Records for this task —
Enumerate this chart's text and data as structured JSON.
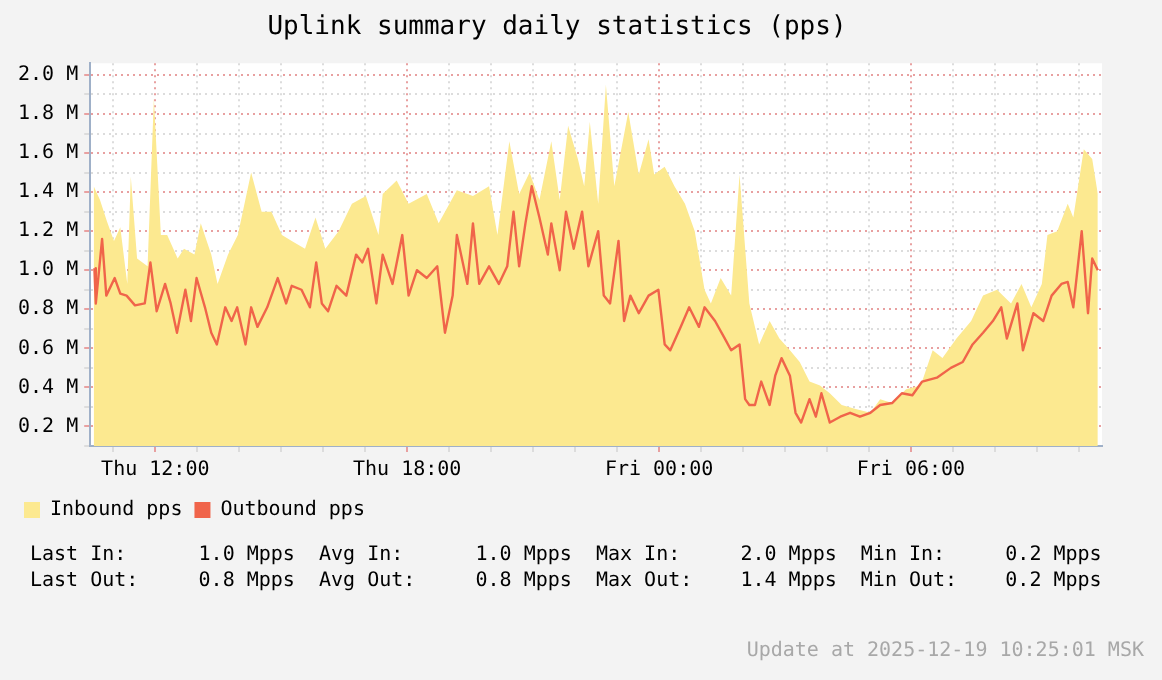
{
  "chart_data": {
    "type": "line",
    "title": "Uplink summary daily statistics (pps)",
    "xlim": [
      "2025-12-18T10:27",
      "2025-12-19T10:33"
    ],
    "xticks": [
      {
        "value": "2025-12-18T11:00",
        "label": null
      },
      {
        "value": "2025-12-18T12:00",
        "label": "Thu 12:00"
      },
      {
        "value": "2025-12-18T13:00",
        "label": null
      },
      {
        "value": "2025-12-18T14:00",
        "label": null
      },
      {
        "value": "2025-12-18T15:00",
        "label": null
      },
      {
        "value": "2025-12-18T16:00",
        "label": null
      },
      {
        "value": "2025-12-18T17:00",
        "label": null
      },
      {
        "value": "2025-12-18T18:00",
        "label": "Thu 18:00"
      },
      {
        "value": "2025-12-18T19:00",
        "label": null
      },
      {
        "value": "2025-12-18T20:00",
        "label": null
      },
      {
        "value": "2025-12-18T21:00",
        "label": null
      },
      {
        "value": "2025-12-18T22:00",
        "label": null
      },
      {
        "value": "2025-12-18T23:00",
        "label": null
      },
      {
        "value": "2025-12-19T00:00",
        "label": "Fri 00:00"
      },
      {
        "value": "2025-12-19T01:00",
        "label": null
      },
      {
        "value": "2025-12-19T02:00",
        "label": null
      },
      {
        "value": "2025-12-19T03:00",
        "label": null
      },
      {
        "value": "2025-12-19T04:00",
        "label": null
      },
      {
        "value": "2025-12-19T05:00",
        "label": null
      },
      {
        "value": "2025-12-19T06:00",
        "label": "Fri 06:00"
      },
      {
        "value": "2025-12-19T07:00",
        "label": null
      },
      {
        "value": "2025-12-19T08:00",
        "label": null
      },
      {
        "value": "2025-12-19T09:00",
        "label": null
      },
      {
        "value": "2025-12-19T10:00",
        "label": null
      }
    ],
    "ylim": [
      0.1,
      2.06
    ],
    "yticks": [
      {
        "value": 0.1,
        "label": null
      },
      {
        "value": 0.2,
        "label": "0.2 M"
      },
      {
        "value": 0.3,
        "label": null
      },
      {
        "value": 0.4,
        "label": "0.4 M"
      },
      {
        "value": 0.5,
        "label": null
      },
      {
        "value": 0.6,
        "label": "0.6 M"
      },
      {
        "value": 0.7,
        "label": null
      },
      {
        "value": 0.8,
        "label": "0.8 M"
      },
      {
        "value": 0.9,
        "label": null
      },
      {
        "value": 1.0,
        "label": "1.0 M"
      },
      {
        "value": 1.1,
        "label": null
      },
      {
        "value": 1.2,
        "label": "1.2 M"
      },
      {
        "value": 1.3,
        "label": null
      },
      {
        "value": 1.4,
        "label": "1.4 M"
      },
      {
        "value": 1.5,
        "label": null
      },
      {
        "value": 1.6,
        "label": "1.6 M"
      },
      {
        "value": 1.7,
        "label": null
      },
      {
        "value": 1.8,
        "label": "1.8 M"
      },
      {
        "value": 1.9,
        "label": null
      },
      {
        "value": 2.0,
        "label": "2.0 M"
      }
    ],
    "grid": true,
    "legend": "bottom left",
    "marker": "none",
    "series": [
      {
        "name": "Inbound pps",
        "type": "area",
        "color": "#fce990",
        "x": [
          "2025-12-18T10:32",
          "2025-12-18T10:41",
          "2025-12-18T10:51",
          "2025-12-18T11:01",
          "2025-12-18T11:10",
          "2025-12-18T11:20",
          "2025-12-18T11:25",
          "2025-12-18T11:34",
          "2025-12-18T11:49",
          "2025-12-18T11:58",
          "2025-12-18T12:08",
          "2025-12-18T12:17",
          "2025-12-18T12:32",
          "2025-12-18T12:41",
          "2025-12-18T12:56",
          "2025-12-18T13:05",
          "2025-12-18T13:20",
          "2025-12-18T13:29",
          "2025-12-18T13:44",
          "2025-12-18T13:58",
          "2025-12-18T14:17",
          "2025-12-18T14:32",
          "2025-12-18T14:46",
          "2025-12-18T15:01",
          "2025-12-18T15:15",
          "2025-12-18T15:34",
          "2025-12-18T15:49",
          "2025-12-18T16:03",
          "2025-12-18T16:22",
          "2025-12-18T16:41",
          "2025-12-18T17:01",
          "2025-12-18T17:19",
          "2025-12-18T17:25",
          "2025-12-18T17:45",
          "2025-12-18T18:02",
          "2025-12-18T18:28",
          "2025-12-18T18:45",
          "2025-12-18T19:11",
          "2025-12-18T19:34",
          "2025-12-18T19:57",
          "2025-12-18T20:09",
          "2025-12-18T20:26",
          "2025-12-18T20:40",
          "2025-12-18T20:55",
          "2025-12-18T21:09",
          "2025-12-18T21:26",
          "2025-12-18T21:38",
          "2025-12-18T21:50",
          "2025-12-18T22:04",
          "2025-12-18T22:13",
          "2025-12-18T22:21",
          "2025-12-18T22:33",
          "2025-12-18T22:44",
          "2025-12-18T22:56",
          "2025-12-18T23:16",
          "2025-12-18T23:31",
          "2025-12-18T23:45",
          "2025-12-18T23:53",
          "2025-12-19T00:08",
          "2025-12-19T00:22",
          "2025-12-19T00:37",
          "2025-12-19T00:51",
          "2025-12-19T01:05",
          "2025-12-19T01:14",
          "2025-12-19T01:28",
          "2025-12-19T01:43",
          "2025-12-19T01:55",
          "2025-12-19T02:09",
          "2025-12-19T02:23",
          "2025-12-19T02:38",
          "2025-12-19T02:52",
          "2025-12-19T03:07",
          "2025-12-19T03:21",
          "2025-12-19T03:35",
          "2025-12-19T03:50",
          "2025-12-19T04:04",
          "2025-12-19T04:21",
          "2025-12-19T04:41",
          "2025-12-19T05:02",
          "2025-12-19T05:16",
          "2025-12-19T05:33",
          "2025-12-19T05:53",
          "2025-12-19T06:14",
          "2025-12-19T06:31",
          "2025-12-19T06:45",
          "2025-12-19T07:05",
          "2025-12-19T07:26",
          "2025-12-19T07:43",
          "2025-12-19T08:03",
          "2025-12-19T08:23",
          "2025-12-19T08:38",
          "2025-12-19T08:52",
          "2025-12-19T09:07",
          "2025-12-19T09:15",
          "2025-12-19T09:29",
          "2025-12-19T09:44",
          "2025-12-19T09:52",
          "2025-12-19T10:07",
          "2025-12-19T10:19",
          "2025-12-19T10:27"
        ],
        "values": [
          1.43,
          1.36,
          1.25,
          1.15,
          1.22,
          0.93,
          1.48,
          1.06,
          1.02,
          1.88,
          1.18,
          1.18,
          1.06,
          1.11,
          1.08,
          1.24,
          1.08,
          0.93,
          1.08,
          1.18,
          1.5,
          1.3,
          1.3,
          1.18,
          1.15,
          1.11,
          1.27,
          1.11,
          1.2,
          1.34,
          1.38,
          1.18,
          1.39,
          1.46,
          1.34,
          1.39,
          1.24,
          1.41,
          1.38,
          1.43,
          1.18,
          1.66,
          1.39,
          1.5,
          1.36,
          1.66,
          1.36,
          1.74,
          1.57,
          1.43,
          1.76,
          1.34,
          1.95,
          1.43,
          1.81,
          1.49,
          1.67,
          1.49,
          1.53,
          1.43,
          1.34,
          1.2,
          0.9,
          0.83,
          0.96,
          0.87,
          1.49,
          0.83,
          0.62,
          0.74,
          0.65,
          0.59,
          0.53,
          0.43,
          0.41,
          0.37,
          0.31,
          0.29,
          0.27,
          0.34,
          0.32,
          0.39,
          0.41,
          0.59,
          0.55,
          0.65,
          0.74,
          0.87,
          0.9,
          0.83,
          0.93,
          0.81,
          0.93,
          1.18,
          1.2,
          1.34,
          1.27,
          1.62,
          1.57,
          1.39
        ]
      },
      {
        "name": "Outbound pps",
        "type": "line",
        "color": "#f0644a",
        "x": [
          "2025-12-18T10:33",
          "2025-12-18T10:35",
          "2025-12-18T10:44",
          "2025-12-18T10:50",
          "2025-12-18T11:02",
          "2025-12-18T11:10",
          "2025-12-18T11:19",
          "2025-12-18T11:31",
          "2025-12-18T11:45",
          "2025-12-18T11:53",
          "2025-12-18T12:02",
          "2025-12-18T12:14",
          "2025-12-18T12:22",
          "2025-12-18T12:31",
          "2025-12-18T12:43",
          "2025-12-18T12:51",
          "2025-12-18T12:59",
          "2025-12-18T13:11",
          "2025-12-18T13:20",
          "2025-12-18T13:28",
          "2025-12-18T13:40",
          "2025-12-18T13:49",
          "2025-12-18T13:57",
          "2025-12-18T14:09",
          "2025-12-18T14:17",
          "2025-12-18T14:26",
          "2025-12-18T14:40",
          "2025-12-18T14:55",
          "2025-12-18T15:07",
          "2025-12-18T15:15",
          "2025-12-18T15:29",
          "2025-12-18T15:41",
          "2025-12-18T15:50",
          "2025-12-18T15:58",
          "2025-12-18T16:07",
          "2025-12-18T16:19",
          "2025-12-18T16:33",
          "2025-12-18T16:47",
          "2025-12-18T16:56",
          "2025-12-18T17:04",
          "2025-12-18T17:16",
          "2025-12-18T17:25",
          "2025-12-18T17:39",
          "2025-12-18T17:53",
          "2025-12-18T18:02",
          "2025-12-18T18:14",
          "2025-12-18T18:28",
          "2025-12-18T18:43",
          "2025-12-18T18:54",
          "2025-12-18T19:05",
          "2025-12-18T19:11",
          "2025-12-18T19:26",
          "2025-12-18T19:34",
          "2025-12-18T19:43",
          "2025-12-18T19:57",
          "2025-12-18T20:11",
          "2025-12-18T20:23",
          "2025-12-18T20:32",
          "2025-12-18T20:40",
          "2025-12-18T20:49",
          "2025-12-18T20:58",
          "2025-12-18T21:09",
          "2025-12-18T21:21",
          "2025-12-18T21:26",
          "2025-12-18T21:38",
          "2025-12-18T21:47",
          "2025-12-18T21:58",
          "2025-12-18T22:10",
          "2025-12-18T22:19",
          "2025-12-18T22:33",
          "2025-12-18T22:41",
          "2025-12-18T22:50",
          "2025-12-18T23:02",
          "2025-12-18T23:10",
          "2025-12-18T23:19",
          "2025-12-18T23:31",
          "2025-12-18T23:45",
          "2025-12-18T23:59",
          "2025-12-19T00:08",
          "2025-12-19T00:16",
          "2025-12-19T00:31",
          "2025-12-19T00:43",
          "2025-12-19T00:57",
          "2025-12-19T01:05",
          "2025-12-19T01:20",
          "2025-12-19T01:34",
          "2025-12-19T01:43",
          "2025-12-19T01:55",
          "2025-12-19T02:03",
          "2025-12-19T02:09",
          "2025-12-19T02:17",
          "2025-12-19T02:26",
          "2025-12-19T02:38",
          "2025-12-19T02:46",
          "2025-12-19T02:55",
          "2025-12-19T03:07",
          "2025-12-19T03:15",
          "2025-12-19T03:23",
          "2025-12-19T03:35",
          "2025-12-19T03:44",
          "2025-12-19T03:52",
          "2025-12-19T04:04",
          "2025-12-19T04:19",
          "2025-12-19T04:33",
          "2025-12-19T04:47",
          "2025-12-19T05:02",
          "2025-12-19T05:16",
          "2025-12-19T05:33",
          "2025-12-19T05:47",
          "2025-12-19T06:02",
          "2025-12-19T06:16",
          "2025-12-19T06:37",
          "2025-12-19T06:57",
          "2025-12-19T07:14",
          "2025-12-19T07:28",
          "2025-12-19T07:43",
          "2025-12-19T07:57",
          "2025-12-19T08:09",
          "2025-12-19T08:17",
          "2025-12-19T08:32",
          "2025-12-19T08:40",
          "2025-12-19T08:55",
          "2025-12-19T09:09",
          "2025-12-19T09:21",
          "2025-12-19T09:35",
          "2025-12-19T09:44",
          "2025-12-19T09:52",
          "2025-12-19T10:04",
          "2025-12-19T10:13",
          "2025-12-19T10:19",
          "2025-12-19T10:27"
        ],
        "values": [
          1.01,
          0.83,
          1.16,
          0.87,
          0.96,
          0.88,
          0.87,
          0.82,
          0.83,
          1.04,
          0.79,
          0.93,
          0.83,
          0.68,
          0.9,
          0.74,
          0.96,
          0.81,
          0.68,
          0.62,
          0.81,
          0.74,
          0.81,
          0.62,
          0.81,
          0.71,
          0.81,
          0.96,
          0.83,
          0.92,
          0.9,
          0.81,
          1.04,
          0.83,
          0.79,
          0.92,
          0.87,
          1.08,
          1.04,
          1.11,
          0.83,
          1.08,
          0.93,
          1.18,
          0.87,
          1.0,
          0.96,
          1.02,
          0.68,
          0.87,
          1.18,
          0.93,
          1.24,
          0.93,
          1.02,
          0.93,
          1.02,
          1.3,
          1.02,
          1.24,
          1.43,
          1.27,
          1.08,
          1.24,
          1.0,
          1.3,
          1.11,
          1.3,
          1.02,
          1.2,
          0.87,
          0.83,
          1.15,
          0.74,
          0.87,
          0.78,
          0.87,
          0.9,
          0.62,
          0.59,
          0.71,
          0.81,
          0.71,
          0.81,
          0.74,
          0.65,
          0.59,
          0.62,
          0.34,
          0.31,
          0.31,
          0.43,
          0.31,
          0.46,
          0.55,
          0.46,
          0.27,
          0.22,
          0.34,
          0.25,
          0.37,
          0.22,
          0.25,
          0.27,
          0.25,
          0.27,
          0.31,
          0.32,
          0.37,
          0.36,
          0.43,
          0.45,
          0.5,
          0.53,
          0.62,
          0.68,
          0.74,
          0.81,
          0.65,
          0.83,
          0.59,
          0.78,
          0.74,
          0.87,
          0.93,
          0.94,
          0.81,
          1.2,
          0.78,
          1.06,
          1.0
        ]
      }
    ],
    "annotations": [
      "Last In:      1.0 Mpps  Avg In:      1.0 Mpps  Max In:     2.0 Mpps  Min In:     0.2 Mpps",
      "Last Out:     0.8 Mpps  Avg Out:     0.8 Mpps  Max Out:    1.4 Mpps  Min Out:    0.2 Mpps",
      "Update at 2025-12-19 10:25:01 MSK"
    ]
  }
}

Problem requirements — Check each line of the records above for the string "Mpps", and report every line that has it.

Result of this task —
      "Last In:      1.0 Mpps  Avg In:      1.0 Mpps  Max In:     2.0 Mpps  Min In:     0.2 Mpps",
      "Last Out:     0.8 Mpps  Avg Out:     0.8 Mpps  Max Out:    1.4 Mpps  Min Out:    0.2 Mpps",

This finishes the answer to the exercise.